— START OF Exercise data —

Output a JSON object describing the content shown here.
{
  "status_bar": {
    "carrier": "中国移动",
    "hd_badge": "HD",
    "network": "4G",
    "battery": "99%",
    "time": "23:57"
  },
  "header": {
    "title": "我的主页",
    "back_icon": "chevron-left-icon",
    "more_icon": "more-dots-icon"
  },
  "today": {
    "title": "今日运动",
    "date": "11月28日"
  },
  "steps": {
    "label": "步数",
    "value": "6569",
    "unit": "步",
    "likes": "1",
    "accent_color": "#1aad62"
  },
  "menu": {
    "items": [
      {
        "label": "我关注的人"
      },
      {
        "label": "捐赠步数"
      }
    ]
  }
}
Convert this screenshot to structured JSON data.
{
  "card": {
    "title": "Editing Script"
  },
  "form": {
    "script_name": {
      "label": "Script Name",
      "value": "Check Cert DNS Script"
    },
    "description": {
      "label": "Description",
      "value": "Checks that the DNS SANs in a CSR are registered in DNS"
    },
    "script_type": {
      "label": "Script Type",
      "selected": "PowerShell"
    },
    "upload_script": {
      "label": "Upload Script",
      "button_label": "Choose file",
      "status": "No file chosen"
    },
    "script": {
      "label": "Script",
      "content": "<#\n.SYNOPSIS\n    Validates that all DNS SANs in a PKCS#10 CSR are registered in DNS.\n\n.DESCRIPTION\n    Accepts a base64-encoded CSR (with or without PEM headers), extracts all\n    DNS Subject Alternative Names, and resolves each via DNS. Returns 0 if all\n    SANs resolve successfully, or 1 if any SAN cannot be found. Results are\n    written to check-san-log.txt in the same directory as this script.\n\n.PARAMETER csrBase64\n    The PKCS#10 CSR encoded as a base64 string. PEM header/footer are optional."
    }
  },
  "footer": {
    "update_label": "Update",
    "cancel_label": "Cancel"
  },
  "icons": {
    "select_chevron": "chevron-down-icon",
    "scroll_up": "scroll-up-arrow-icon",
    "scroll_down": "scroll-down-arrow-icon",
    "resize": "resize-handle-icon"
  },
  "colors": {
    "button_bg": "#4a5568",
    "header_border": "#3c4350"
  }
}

— END OF Exercise data —

Aim of the exercise: Give only the count of lines in the data that include the string "this".

Complete output: 2